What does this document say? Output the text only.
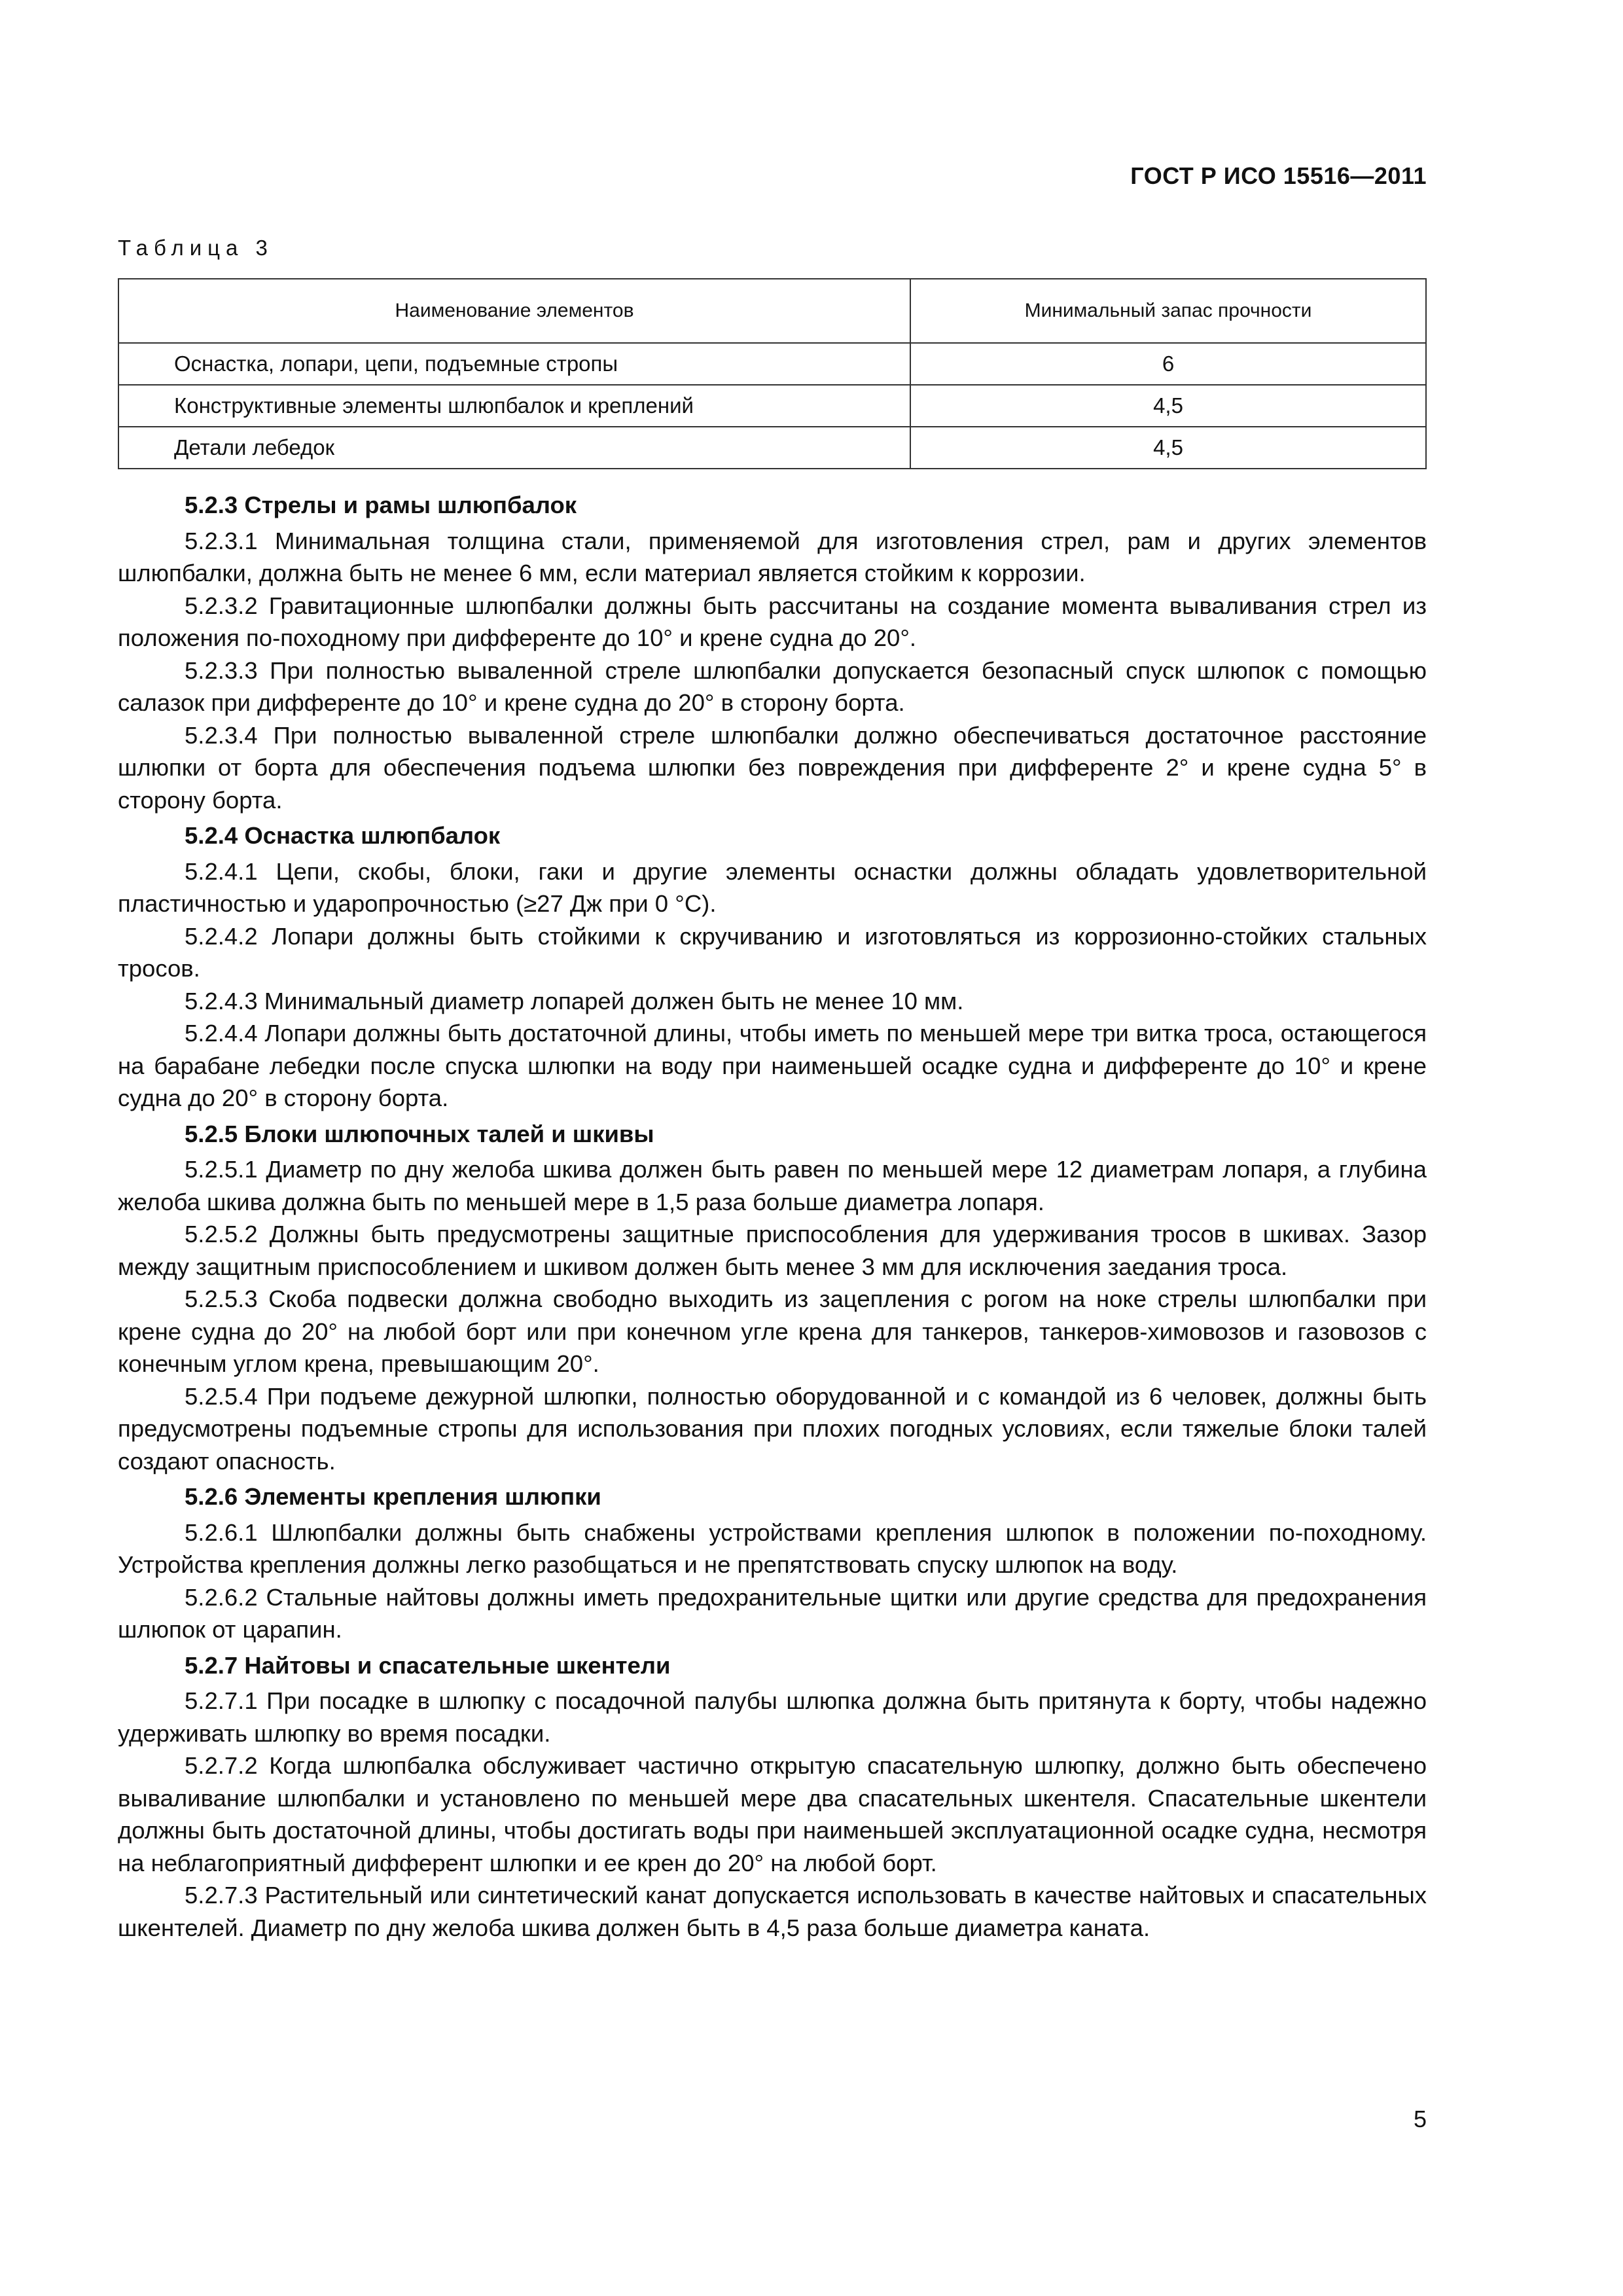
ГОСТ Р ИСО 15516—2011
Таблица 3
Наименование элементов	Минимальный запас прочности
Оснастка, лопари, цепи, подъемные стропы	6
Конструктивные элементы шлюпбалок и креплений	4,5
Детали лебедок	4,5
5.2.3 Стрелы и рамы шлюпбалок

5.2.3.1 Минимальная толщина стали, применяемой для изготовления стрел, рам и других элементов шлюпбалки, должна быть не менее 6 мм, если материал является стойким к коррозии.

5.2.3.2 Гравитационные шлюпбалки должны быть рассчитаны на создание момента вываливания стрел из положения по-походному при дифференте до 10° и крене судна до 20°.

5.2.3.3 При полностью вываленной стреле шлюпбалки допускается безопасный спуск шлюпок с помощью салазок при дифференте до 10° и крене судна до 20° в сторону борта.

5.2.3.4 При полностью вываленной стреле шлюпбалки должно обеспечиваться достаточное расстояние шлюпки от борта для обеспечения подъема шлюпки без повреждения при дифференте 2° и крене судна 5° в сторону борта.

5.2.4 Оснастка шлюпбалок

5.2.4.1 Цепи, скобы, блоки, гаки и другие элементы оснастки должны обладать удовлетворительной пластичностью и ударопрочностью (≥27 Дж при 0 °С).

5.2.4.2 Лопари должны быть стойкими к скручиванию и изготовляться из коррозионно-стойких стальных тросов.

5.2.4.3 Минимальный диаметр лопарей должен быть не менее 10 мм.

5.2.4.4 Лопари должны быть достаточной длины, чтобы иметь по меньшей мере три витка троса, остающегося на барабане лебедки после спуска шлюпки на воду при наименьшей осадке судна и дифференте до 10° и крене судна до 20° в сторону борта.

5.2.5 Блоки шлюпочных талей и шкивы

5.2.5.1 Диаметр по дну желоба шкива должен быть равен по меньшей мере 12 диаметрам лопаря, а глубина желоба шкива должна быть по меньшей мере в 1,5 раза больше диаметра лопаря.

5.2.5.2 Должны быть предусмотрены защитные приспособления для удерживания тросов в шкивах. Зазор между защитным приспособлением и шкивом должен быть менее 3 мм для исключения заедания троса.

5.2.5.3 Скоба подвески должна свободно выходить из зацепления с рогом на ноке стрелы шлюпбалки при крене судна до 20° на любой борт или при конечном угле крена для танкеров, танкеров-химовозов и газовозов с конечным углом крена, превышающим 20°.

5.2.5.4 При подъеме дежурной шлюпки, полностью оборудованной и с командой из 6 человек, должны быть предусмотрены подъемные стропы для использования при плохих погодных условиях, если тяжелые блоки талей создают опасность.

5.2.6 Элементы крепления шлюпки

5.2.6.1 Шлюпбалки должны быть снабжены устройствами крепления шлюпок в положении по-походному. Устройства крепления должны легко разобщаться и не препятствовать спуску шлюпок на воду.

5.2.6.2 Стальные найтовы должны иметь предохранительные щитки или другие средства для предохранения шлюпок от царапин.

5.2.7 Найтовы и спасательные шкентели

5.2.7.1 При посадке в шлюпку с посадочной палубы шлюпка должна быть притянута к борту, чтобы надежно удерживать шлюпку во время посадки.

5.2.7.2 Когда шлюпбалка обслуживает частично открытую спасательную шлюпку, должно быть обеспечено вываливание шлюпбалки и установлено по меньшей мере два спасательных шкентеля. Спасательные шкентели должны быть достаточной длины, чтобы достигать воды при наименьшей эксплуатационной осадке судна, несмотря на неблагоприятный дифферент шлюпки и ее крен до 20° на любой борт.

5.2.7.3 Растительный или синтетический канат допускается использовать в качестве найтовых и спасательных шкентелей. Диаметр по дну желоба шкива должен быть в 4,5 раза больше диаметра каната.

5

★ ★ ★ ★ ★

TASK DESCRIPTION:
Copy out every line of the listing that contains the string "шлюпбалок".

RESULT FOR THIS TASK:
Конструктивные элементы шлюпбалок и креплений	4,5
5.2.3 Стрелы и рамы шлюпбалок
5.2.4 Оснастка шлюпбалок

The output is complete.